Figure content listings
## START
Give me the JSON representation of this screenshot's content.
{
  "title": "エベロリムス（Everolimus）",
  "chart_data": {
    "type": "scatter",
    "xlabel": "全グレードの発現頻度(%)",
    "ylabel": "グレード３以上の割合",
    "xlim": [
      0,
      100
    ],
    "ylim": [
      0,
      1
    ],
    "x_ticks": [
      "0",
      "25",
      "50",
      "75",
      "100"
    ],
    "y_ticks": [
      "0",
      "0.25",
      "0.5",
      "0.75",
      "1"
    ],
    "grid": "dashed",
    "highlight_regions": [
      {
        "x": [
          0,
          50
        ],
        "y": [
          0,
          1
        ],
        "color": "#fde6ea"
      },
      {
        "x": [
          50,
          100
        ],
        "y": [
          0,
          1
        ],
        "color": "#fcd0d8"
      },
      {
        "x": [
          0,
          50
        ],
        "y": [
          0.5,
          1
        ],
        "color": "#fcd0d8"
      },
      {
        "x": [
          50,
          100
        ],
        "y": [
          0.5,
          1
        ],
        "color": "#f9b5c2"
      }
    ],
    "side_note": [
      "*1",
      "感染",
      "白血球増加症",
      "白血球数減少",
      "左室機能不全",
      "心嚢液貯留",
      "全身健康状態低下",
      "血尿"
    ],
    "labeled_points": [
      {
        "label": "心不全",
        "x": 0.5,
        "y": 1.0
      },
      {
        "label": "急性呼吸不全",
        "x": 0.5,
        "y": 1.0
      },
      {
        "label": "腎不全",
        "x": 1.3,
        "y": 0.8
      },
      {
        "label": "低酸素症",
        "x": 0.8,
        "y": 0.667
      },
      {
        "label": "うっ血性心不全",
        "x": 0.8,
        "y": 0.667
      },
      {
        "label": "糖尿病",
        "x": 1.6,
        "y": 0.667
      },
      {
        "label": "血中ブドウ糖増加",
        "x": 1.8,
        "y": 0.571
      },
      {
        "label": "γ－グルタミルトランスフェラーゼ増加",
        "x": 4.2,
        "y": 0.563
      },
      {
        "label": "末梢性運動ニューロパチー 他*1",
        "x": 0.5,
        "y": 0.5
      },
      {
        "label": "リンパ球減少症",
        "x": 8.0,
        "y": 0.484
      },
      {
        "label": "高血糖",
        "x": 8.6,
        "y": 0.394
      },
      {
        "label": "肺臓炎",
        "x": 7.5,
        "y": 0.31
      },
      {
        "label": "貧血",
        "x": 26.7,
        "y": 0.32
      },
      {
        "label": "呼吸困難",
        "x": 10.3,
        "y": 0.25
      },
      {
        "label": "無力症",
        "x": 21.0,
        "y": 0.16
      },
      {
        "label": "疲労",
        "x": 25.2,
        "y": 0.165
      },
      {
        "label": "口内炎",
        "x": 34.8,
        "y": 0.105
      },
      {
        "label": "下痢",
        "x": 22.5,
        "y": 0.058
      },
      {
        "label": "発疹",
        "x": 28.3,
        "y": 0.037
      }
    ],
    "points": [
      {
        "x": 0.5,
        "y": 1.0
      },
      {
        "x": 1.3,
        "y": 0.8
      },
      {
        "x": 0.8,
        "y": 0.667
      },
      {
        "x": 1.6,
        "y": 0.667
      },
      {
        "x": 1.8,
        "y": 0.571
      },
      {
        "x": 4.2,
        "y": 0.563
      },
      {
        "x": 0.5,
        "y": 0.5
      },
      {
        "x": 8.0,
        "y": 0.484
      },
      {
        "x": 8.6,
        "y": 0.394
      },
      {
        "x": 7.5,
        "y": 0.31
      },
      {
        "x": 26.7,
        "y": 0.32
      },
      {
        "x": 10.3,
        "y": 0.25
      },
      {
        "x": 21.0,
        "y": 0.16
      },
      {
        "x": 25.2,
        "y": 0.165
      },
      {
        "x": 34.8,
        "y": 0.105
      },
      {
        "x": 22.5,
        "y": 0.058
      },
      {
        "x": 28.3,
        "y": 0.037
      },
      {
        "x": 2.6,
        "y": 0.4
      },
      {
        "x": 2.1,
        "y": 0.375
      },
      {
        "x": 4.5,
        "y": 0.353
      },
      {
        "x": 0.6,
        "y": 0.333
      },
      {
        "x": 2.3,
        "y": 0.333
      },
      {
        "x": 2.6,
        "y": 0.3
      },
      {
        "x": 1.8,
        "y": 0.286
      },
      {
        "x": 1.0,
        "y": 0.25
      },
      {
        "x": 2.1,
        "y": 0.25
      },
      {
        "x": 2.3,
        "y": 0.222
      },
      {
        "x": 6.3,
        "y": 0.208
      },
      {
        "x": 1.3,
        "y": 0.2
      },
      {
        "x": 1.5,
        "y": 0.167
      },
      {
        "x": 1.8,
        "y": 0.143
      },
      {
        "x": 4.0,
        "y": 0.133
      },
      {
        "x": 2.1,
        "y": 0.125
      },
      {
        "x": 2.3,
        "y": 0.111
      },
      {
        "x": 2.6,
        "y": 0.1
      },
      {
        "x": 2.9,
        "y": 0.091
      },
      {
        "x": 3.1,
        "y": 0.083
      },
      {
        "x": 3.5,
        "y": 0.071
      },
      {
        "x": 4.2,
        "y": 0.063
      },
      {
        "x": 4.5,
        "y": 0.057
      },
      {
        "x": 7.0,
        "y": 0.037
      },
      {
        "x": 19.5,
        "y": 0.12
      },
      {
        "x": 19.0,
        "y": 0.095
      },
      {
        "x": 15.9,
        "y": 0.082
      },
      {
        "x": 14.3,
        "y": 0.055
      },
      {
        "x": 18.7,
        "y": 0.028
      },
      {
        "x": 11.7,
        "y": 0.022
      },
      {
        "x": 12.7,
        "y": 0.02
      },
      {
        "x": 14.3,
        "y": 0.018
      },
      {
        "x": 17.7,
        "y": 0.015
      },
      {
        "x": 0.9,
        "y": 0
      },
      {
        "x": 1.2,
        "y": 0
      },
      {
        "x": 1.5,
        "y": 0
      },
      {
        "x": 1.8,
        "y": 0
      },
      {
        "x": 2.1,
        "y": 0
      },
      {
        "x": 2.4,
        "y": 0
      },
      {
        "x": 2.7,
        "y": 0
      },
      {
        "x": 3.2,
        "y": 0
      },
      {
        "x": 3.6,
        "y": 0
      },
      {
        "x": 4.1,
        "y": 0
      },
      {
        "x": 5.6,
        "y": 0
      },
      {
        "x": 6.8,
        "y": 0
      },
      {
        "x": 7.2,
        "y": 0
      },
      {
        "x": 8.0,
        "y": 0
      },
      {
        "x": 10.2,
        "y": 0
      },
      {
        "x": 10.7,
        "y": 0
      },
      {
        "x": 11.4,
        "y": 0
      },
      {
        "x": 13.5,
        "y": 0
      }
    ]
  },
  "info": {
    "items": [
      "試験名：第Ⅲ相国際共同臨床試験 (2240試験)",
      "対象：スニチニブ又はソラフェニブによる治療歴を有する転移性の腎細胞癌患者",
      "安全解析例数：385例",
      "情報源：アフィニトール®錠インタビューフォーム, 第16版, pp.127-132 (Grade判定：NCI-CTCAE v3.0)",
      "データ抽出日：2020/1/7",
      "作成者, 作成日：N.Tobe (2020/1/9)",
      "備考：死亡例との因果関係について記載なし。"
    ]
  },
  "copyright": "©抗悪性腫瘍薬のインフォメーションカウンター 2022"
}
## END
Aim — Extract all of the material exactly as it is written.

Answer below —
Give me the JSON representation of this screenshot's content.
{
  "title": "エベロリムス（Everolimus）",
  "chart_data": {
    "type": "scatter",
    "xlabel": "全グレードの発現頻度(%)",
    "ylabel": "グレード３以上の割合",
    "xlim": [
      0,
      100
    ],
    "ylim": [
      0,
      1
    ],
    "x_ticks": [
      "0",
      "25",
      "50",
      "75",
      "100"
    ],
    "y_ticks": [
      "0",
      "0.25",
      "0.5",
      "0.75",
      "1"
    ],
    "grid": "dashed",
    "highlight_regions": [
      {
        "x": [
          0,
          50
        ],
        "y": [
          0,
          1
        ],
        "color": "#fde6ea"
      },
      {
        "x": [
          50,
          100
        ],
        "y": [
          0,
          1
        ],
        "color": "#fcd0d8"
      },
      {
        "x": [
          0,
          50
        ],
        "y": [
          0.5,
          1
        ],
        "color": "#fcd0d8"
      },
      {
        "x": [
          50,
          100
        ],
        "y": [
          0.5,
          1
        ],
        "color": "#f9b5c2"
      }
    ],
    "side_note": [
      "*1",
      "感染",
      "白血球増加症",
      "白血球数減少",
      "左室機能不全",
      "心嚢液貯留",
      "全身健康状態低下",
      "血尿"
    ],
    "labeled_points": [
      {
        "label": "心不全",
        "x": 0.5,
        "y": 1.0
      },
      {
        "label": "急性呼吸不全",
        "x": 0.5,
        "y": 1.0
      },
      {
        "label": "腎不全",
        "x": 1.3,
        "y": 0.8
      },
      {
        "label": "低酸素症",
        "x": 0.8,
        "y": 0.667
      },
      {
        "label": "うっ血性心不全",
        "x": 0.8,
        "y": 0.667
      },
      {
        "label": "糖尿病",
        "x": 1.6,
        "y": 0.667
      },
      {
        "label": "血中ブドウ糖増加",
        "x": 1.8,
        "y": 0.571
      },
      {
        "label": "γ－グルタミルトランスフェラーゼ増加",
        "x": 4.2,
        "y": 0.563
      },
      {
        "label": "末梢性運動ニューロパチー 他*1",
        "x": 0.5,
        "y": 0.5
      },
      {
        "label": "リンパ球減少症",
        "x": 8.0,
        "y": 0.484
      },
      {
        "label": "高血糖",
        "x": 8.6,
        "y": 0.394
      },
      {
        "label": "肺臓炎",
        "x": 7.5,
        "y": 0.31
      },
      {
        "label": "貧血",
        "x": 26.7,
        "y": 0.32
      },
      {
        "label": "呼吸困難",
        "x": 10.3,
        "y": 0.25
      },
      {
        "label": "無力症",
        "x": 21.0,
        "y": 0.16
      },
      {
        "label": "疲労",
        "x": 25.2,
        "y": 0.165
      },
      {
        "label": "口内炎",
        "x": 34.8,
        "y": 0.105
      },
      {
        "label": "下痢",
        "x": 22.5,
        "y": 0.058
      },
      {
        "label": "発疹",
        "x": 28.3,
        "y": 0.037
      }
    ],
    "points": [
      {
        "x": 0.5,
        "y": 1.0
      },
      {
        "x": 1.3,
        "y": 0.8
      },
      {
        "x": 0.8,
        "y": 0.667
      },
      {
        "x": 1.6,
        "y": 0.667
      },
      {
        "x": 1.8,
        "y": 0.571
      },
      {
        "x": 4.2,
        "y": 0.563
      },
      {
        "x": 0.5,
        "y": 0.5
      },
      {
        "x": 8.0,
        "y": 0.484
      },
      {
        "x": 8.6,
        "y": 0.394
      },
      {
        "x": 7.5,
        "y": 0.31
      },
      {
        "x": 26.7,
        "y": 0.32
      },
      {
        "x": 10.3,
        "y": 0.25
      },
      {
        "x": 21.0,
        "y": 0.16
      },
      {
        "x": 25.2,
        "y": 0.165
      },
      {
        "x": 34.8,
        "y": 0.105
      },
      {
        "x": 22.5,
        "y": 0.058
      },
      {
        "x": 28.3,
        "y": 0.037
      },
      {
        "x": 2.6,
        "y": 0.4
      },
      {
        "x": 2.1,
        "y": 0.375
      },
      {
        "x": 4.5,
        "y": 0.353
      },
      {
        "x": 0.6,
        "y": 0.333
      },
      {
        "x": 2.3,
        "y": 0.333
      },
      {
        "x": 2.6,
        "y": 0.3
      },
      {
        "x": 1.8,
        "y": 0.286
      },
      {
        "x": 1.0,
        "y": 0.25
      },
      {
        "x": 2.1,
        "y": 0.25
      },
      {
        "x": 2.3,
        "y": 0.222
      },
      {
        "x": 6.3,
        "y": 0.208
      },
      {
        "x": 1.3,
        "y": 0.2
      },
      {
        "x": 1.5,
        "y": 0.167
      },
      {
        "x": 1.8,
        "y": 0.143
      },
      {
        "x": 4.0,
        "y": 0.133
      },
      {
        "x": 2.1,
        "y": 0.125
      },
      {
        "x": 2.3,
        "y": 0.111
      },
      {
        "x": 2.6,
        "y": 0.1
      },
      {
        "x": 2.9,
        "y": 0.091
      },
      {
        "x": 3.1,
        "y": 0.083
      },
      {
        "x": 3.5,
        "y": 0.071
      },
      {
        "x": 4.2,
        "y": 0.063
      },
      {
        "x": 4.5,
        "y": 0.057
      },
      {
        "x": 7.0,
        "y": 0.037
      },
      {
        "x": 19.5,
        "y": 0.12
      },
      {
        "x": 19.0,
        "y": 0.095
      },
      {
        "x": 15.9,
        "y": 0.082
      },
      {
        "x": 14.3,
        "y": 0.055
      },
      {
        "x": 18.7,
        "y": 0.028
      },
      {
        "x": 11.7,
        "y": 0.022
      },
      {
        "x": 12.7,
        "y": 0.02
      },
      {
        "x": 14.3,
        "y": 0.018
      },
      {
        "x": 17.7,
        "y": 0.015
      },
      {
        "x": 0.9,
        "y": 0
      },
      {
        "x": 1.2,
        "y": 0
      },
      {
        "x": 1.5,
        "y": 0
      },
      {
        "x": 1.8,
        "y": 0
      },
      {
        "x": 2.1,
        "y": 0
      },
      {
        "x": 2.4,
        "y": 0
      },
      {
        "x": 2.7,
        "y": 0
      },
      {
        "x": 3.2,
        "y": 0
      },
      {
        "x": 3.6,
        "y": 0
      },
      {
        "x": 4.1,
        "y": 0
      },
      {
        "x": 5.6,
        "y": 0
      },
      {
        "x": 6.8,
        "y": 0
      },
      {
        "x": 7.2,
        "y": 0
      },
      {
        "x": 8.0,
        "y": 0
      },
      {
        "x": 10.2,
        "y": 0
      },
      {
        "x": 10.7,
        "y": 0
      },
      {
        "x": 11.4,
        "y": 0
      },
      {
        "x": 13.5,
        "y": 0
      }
    ]
  },
  "info": {
    "items": [
      "試験名：第Ⅲ相国際共同臨床試験 (2240試験)",
      "対象：スニチニブ又はソラフェニブによる治療歴を有する転移性の腎細胞癌患者",
      "安全解析例数：385例",
      "情報源：アフィニトール®錠インタビューフォーム, 第16版, pp.127-132 (Grade判定：NCI-CTCAE v3.0)",
      "データ抽出日：2020/1/7",
      "作成者, 作成日：N.Tobe (2020/1/9)",
      "備考：死亡例との因果関係について記載なし。"
    ]
  },
  "copyright": "©抗悪性腫瘍薬のインフォメーションカウンター 2022"
}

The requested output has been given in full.